Simple speaking, MCF Trigger point will be at 15PE. At this point, money accumulated will be split into 3 parts and deployed over next 3 month. SIP investments will stop if PE>22. SIP investments will double if PE<17.

The graph below shows the amount invested in SIP and amount added to MCF for all months starting 1996. I have also added the index PE for the day to show the correlation between the PE and amounts going into SIP and MF (as explained in scenario above).

Correlation between Index PE & SIP+RD Amount (monthly basis)

As usual, the above ‘complex’ scenario was compared with a simpler one below:

Scenario 2

Investing Rs 10,000 every month, without any regard for markets movements, PE levels or for that matter, anything.

Note – Since the chosen fund – HDFC Top 200 started in 1996, I required index PE data starting from 1996. But problem I faced was that index PE data is available starting only from 1999. Hence, from 1996-1999, I chose SIP+RD (Rs 5000 each) irrespective of index or PE levels.

Final Results of Analysis
In first scenario, the total money outgo (put in SIP, used from Market Crash Fund and money still lying in MCF) is Rs 23.1 Lacs. Of this, Rs 12.8 lac is invested as SIP, whereas around Rs 5.5 Lacs was invested in parts, at regular intervals, as and when a trigger points were reached. The money currently available in MCF is around Rs 4.8 lacs, where interest has been considered @ 8% per annum and has been calculated and added to MCF after completion of 12 months. Wherever trigger point is reached in less than 12 months, interest has been ignored for that 12 month period.

There is no change in second scenario and the entire Rs 21.8 lac is invested as SIP of Rs 10,000 every month.

I have chosen the SIP investment (& PE) dates as the first trading day of the month (whether 1st, 2nd, 3rdor 4th…)

So results are as follows:

This time, the pure MF SIP (Scenario 2) delivers Rs 2.46 crores. And a combination of SIP+RD (Scenario 2) delivered Rs 2.47 Crores. If we were to include the money currently available in MCF, it would be Rs 2.52 Crores.

SIP Vs RD Monthly
Scenario 1 & 2 Comparison

So…let see what it means…

It might seem that SIP+MF combination has beaten the pure SIP this time. But in reality, it’s not true. Why?

- Actions to take -
1. Answer these questions about the SIP investment analysis:
(a) Above what index PE level do SIP investments stop?
(b) Starting from which year is index PE data available?
(c) At what annual rate is interest on the Market Crash Fund calculated?
2. Render the lines of the listing as a JSON list of strings, one string per line and no blank lines. Start with the line containing "cell-area: ≥500、<1000 [61, 223, 226, 259]" and go through the line containing "text: 房间内 [89, 652, 130, 668]".
The SIP investment analysis and the listing are separate, unrelated pieces of material.

- Input data -
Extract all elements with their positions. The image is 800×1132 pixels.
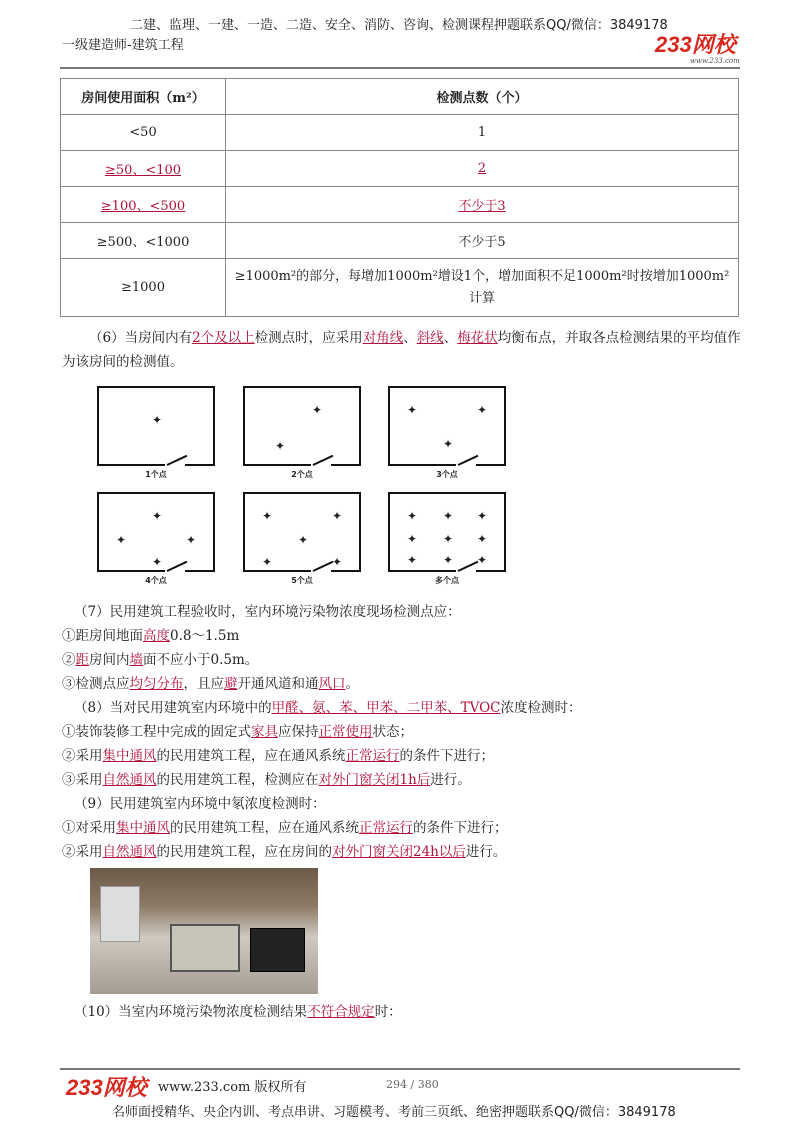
cell-area: ≥500、<1000 [61, 223, 226, 259]
footer-logo: 233网校 [66, 1075, 147, 1100]
sample-point-icon: ✦ [406, 403, 418, 417]
footer-divider [60, 1068, 740, 1070]
wall [97, 464, 165, 466]
room-layout-diagram [97, 492, 215, 585]
highlighted-text: 自然通风 [102, 844, 157, 860]
header-subtitle: 一级建造师-建筑工程 [62, 38, 184, 53]
highlighted-text: 正常运行 [359, 820, 413, 836]
highlighted-text: 自然通风 [102, 772, 157, 788]
wall [331, 570, 361, 572]
highlighted-text: 高度 [143, 628, 170, 644]
wall [388, 464, 456, 466]
text: 时： [374, 1004, 402, 1020]
text: 的条件下进行； [399, 748, 494, 764]
paragraph [62, 792, 742, 816]
text: 的民用建筑工程，应在通风系统 [156, 748, 346, 764]
wall [243, 464, 311, 466]
text: ，且应 [183, 676, 224, 692]
text: ③检测点应 [62, 676, 130, 692]
table-row [61, 115, 739, 151]
diagram-caption: 1个点 [145, 470, 167, 479]
header-logo: 233网校 [655, 32, 736, 57]
highlighted-text: 家具 [251, 724, 278, 740]
table-header-row [61, 79, 739, 115]
text: 进行。 [430, 772, 471, 788]
cell-area: <50 [61, 115, 226, 151]
sample-point-icon: ✦ [406, 553, 418, 567]
wall [97, 570, 165, 572]
header-divider [60, 67, 740, 69]
highlighted-text: 对角线 [362, 330, 404, 346]
text: ①对采用 [62, 820, 116, 836]
diagram-caption: 3个点 [436, 470, 458, 479]
text: 房间内 [89, 652, 130, 668]
highlighted-text: 风口 [318, 676, 346, 692]
cell-points: 不少于5 [226, 223, 739, 259]
highlighted-text: 不符合规定 [307, 1004, 375, 1020]
paragraph [62, 672, 742, 696]
cell-area: ≥1000 [61, 259, 226, 317]
footer-copyright: www.233.com 版权所有 [158, 1080, 307, 1095]
cell-points: 2 [226, 151, 739, 187]
sample-point-icon: ✦ [442, 553, 454, 567]
text: 的条件下进行； [413, 820, 508, 836]
paragraph [62, 768, 742, 792]
sample-point-icon: ✦ [185, 533, 197, 547]
text: 状态； [372, 724, 413, 740]
sample-point-icon: ✦ [476, 403, 488, 417]
text: 面不应小于0.5m。 [143, 652, 259, 668]
sample-point-icon: ✦ [331, 555, 343, 569]
text: 。 [345, 676, 359, 692]
highlighted-text: 避 [224, 676, 238, 692]
sample-point-icon: ✦ [331, 509, 343, 523]
cell-area: ≥50、<100 [61, 151, 226, 187]
text: ③采用 [62, 772, 103, 788]
paragraph [62, 840, 742, 864]
cell-points: 不少于3 [226, 187, 739, 223]
room-layout-diagram [97, 386, 215, 479]
text: （6）当房间内有 [89, 330, 193, 346]
highlighted-text: 斜线 [416, 330, 444, 346]
highlighted-text: 对外门窗关闭24h以后 [332, 844, 466, 860]
paragraph [62, 600, 742, 624]
text: 开通风道和通 [237, 676, 319, 692]
device-unit [100, 886, 140, 942]
sample-point-icon: ✦ [406, 509, 418, 523]
cell-area: ≥100、<500 [61, 187, 226, 223]
wall [185, 570, 215, 572]
text: 进行。 [465, 844, 507, 860]
detection-points-table [60, 78, 739, 317]
sample-point-icon: ✦ [151, 413, 163, 427]
text: 的民用建筑工程，应在通风系统 [170, 820, 359, 836]
cell-points: ≥1000m²的部分，每增加1000m²增设1个，增加面积不足1000m²时按增加1000m²计算 [226, 259, 739, 317]
sample-point-icon: ✦ [115, 533, 127, 547]
sample-point-icon: ✦ [297, 533, 309, 547]
header-promo: 二建、监理、一建、一造、二造、安全、消防、咨询、检测课程押题联系QQ/微信：3849178 [130, 18, 668, 33]
text: 应保持 [278, 724, 319, 740]
highlighted-text: 集中通风 [102, 748, 157, 764]
text: 、 [403, 330, 417, 346]
diagram-caption: 5个点 [291, 576, 313, 585]
text: （8）当对民用建筑室内环境中的 [74, 700, 272, 716]
table-row [61, 223, 739, 259]
wall [476, 464, 506, 466]
wall [388, 570, 456, 572]
text: （7）民用建筑工程验收时，室内环境污染物浓度现场检测点应： [74, 604, 461, 620]
highlighted-text: 距 [75, 652, 89, 668]
wall [476, 570, 506, 572]
text: 、 [443, 330, 458, 346]
paragraph [62, 696, 742, 720]
diagram-caption: 2个点 [291, 470, 313, 479]
text: 的民用建筑工程，检测应在 [156, 772, 319, 788]
paragraph [62, 720, 742, 744]
highlighted-text: 集中通风 [116, 820, 170, 836]
text: ①距房间地面 [62, 628, 143, 644]
paragraph [62, 326, 742, 374]
highlighted-text: 正常使用 [318, 724, 373, 740]
table-header: 房间使用面积（m²） [61, 79, 226, 115]
wall [185, 464, 215, 466]
sample-point-icon: ✦ [442, 509, 454, 523]
highlighted-text: 均匀分布 [129, 676, 184, 692]
diagram-caption: 多个点 [435, 576, 459, 585]
diagram-caption: 4个点 [145, 576, 167, 585]
sample-point-icon: ✦ [261, 509, 273, 523]
sample-point-icon: ✦ [476, 532, 488, 546]
text: （10）当室内环境污染物浓度检测结果 [74, 1004, 308, 1020]
room-layout-diagram [388, 492, 506, 585]
highlighted-text: 墙 [129, 652, 143, 668]
text: 浓度检测时： [500, 700, 582, 716]
sample-point-icon: ✦ [274, 439, 286, 453]
sample-point-icon: ✦ [406, 532, 418, 546]
room-layout-diagram [388, 386, 506, 479]
text: 检测点时，应采用 [254, 330, 363, 346]
radon-detector-photo [90, 868, 318, 994]
table-row [61, 151, 739, 187]
text: 0.8～1.5m [170, 628, 240, 644]
table-row [61, 187, 739, 223]
sample-point-icon: ✦ [476, 553, 488, 567]
paragraph [62, 816, 742, 840]
highlighted-text: 梅花状 [457, 330, 498, 346]
text: ①装饰装修工程中完成的固定式 [62, 724, 251, 740]
room-layout-diagram [243, 386, 361, 479]
text: 均衡布点，并取各点检测结果的平均值作为该房间的检测值。 [62, 330, 741, 370]
paragraph [62, 648, 742, 672]
header-logo-url: www.233.com [690, 57, 740, 65]
highlighted-text: 正常运行 [345, 748, 400, 764]
instrument-case [170, 924, 240, 972]
instrument-case-dark [250, 928, 305, 972]
footer-promo: 名师面授精华、央企内训、考点串讲、习题模考、考前三页纸、绝密押题联系QQ/微信：3849178 [112, 1105, 676, 1120]
paragraph [62, 1000, 742, 1024]
text: ②采用 [62, 748, 103, 764]
highlighted-text: 2个及以上 [192, 330, 255, 346]
paragraph [62, 744, 742, 768]
sample-point-icon: ✦ [151, 555, 163, 569]
sample-point-icon: ✦ [151, 509, 163, 523]
wall [243, 570, 311, 572]
table-row [61, 259, 739, 317]
text: ② [62, 652, 76, 668]
text: 的民用建筑工程，应在房间的 [156, 844, 332, 860]
wall [331, 464, 361, 466]
sample-point-icon: ✦ [442, 532, 454, 546]
highlighted-text: 甲醛、氨、苯、甲苯、二甲苯、TVOC [271, 700, 501, 716]
sample-point-icon: ✦ [442, 437, 454, 451]
text: （9）民用建筑室内环境中氡浓度检测时： [74, 796, 326, 812]
cell-points: 1 [226, 115, 739, 151]
sample-point-icon: ✦ [311, 403, 323, 417]
text: ②采用 [62, 844, 103, 860]
highlighted-text: 对外门窗关闭1h后 [318, 772, 431, 788]
sample-point-icon: ✦ [261, 555, 273, 569]
paragraph [62, 624, 742, 648]
sample-point-icon: ✦ [476, 509, 488, 523]
table-header: 检测点数（个） [226, 79, 739, 115]
room-layout-diagram [243, 492, 361, 585]
page-number: 294 / 380 [386, 1078, 439, 1091]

- Full answers -
1.
(a) SIP investments stop when the PE is above 22.
(b) Index PE data is available starting from 1999.
(c) Interest is calculated at 8% per annum.

2.
[
  "cell-area: ≥500、<1000 [61, 223, 226, 259]",
  "footer-logo: 233网校 [66, 1075, 147, 1100]",
  "sample-point-icon: ✦ [406, 403, 418, 417]",
  "footer-divider [60, 1068, 740, 1070]",
  "wall [97, 464, 165, 466]",
  "room-layout-diagram [97, 492, 215, 585]",
  "highlighted-text: 自然通风 [102, 844, 157, 860]",
  "header-subtitle: 一级建造师-建筑工程 [62, 38, 184, 53]",
  "highlighted-text: 正常运行 [359, 820, 413, 836]",
  "highlighted-text: 自然通风 [102, 772, 157, 788]",
  "wall [331, 570, 361, 572]",
  "highlighted-text: 高度 [143, 628, 170, 644]",
  "wall [388, 464, 456, 466]",
  "text: 时： [374, 1004, 402, 1020]",
  "text: 的条件下进行； [399, 748, 494, 764]",
  "paragraph [62, 792, 742, 816]",
  "text: 的民用建筑工程，应在通风系统 [156, 748, 346, 764]",
  "wall [243, 464, 311, 466]",
  "text: ，且应 [183, 676, 224, 692]",
  "text: ③检测点应 [62, 676, 130, 692]",
  "table-row [61, 115, 739, 151]",
  "diagram-caption: 1个点 [145, 470, 167, 479]",
  "header-logo: 233网校 [655, 32, 736, 57]",
  "highlighted-text: 家具 [251, 724, 278, 740]",
  "table-header-row [61, 79, 739, 115]",
  "text: 进行。 [430, 772, 471, 788]",
  "cell-area: <50 [61, 115, 226, 151]",
  "sample-point-icon: ✦ [406, 553, 418, 567]",
  "wall [97, 570, 165, 572]",
  "header-divider [60, 67, 740, 69]",
  "highlighted-text: 对角线 [362, 330, 404, 346]",
  "text: ①对采用 [62, 820, 116, 836]",
  "diagram-caption: 3个点 [436, 470, 458, 479]",
  "text: 房间内 [89, 652, 130, 668]"
]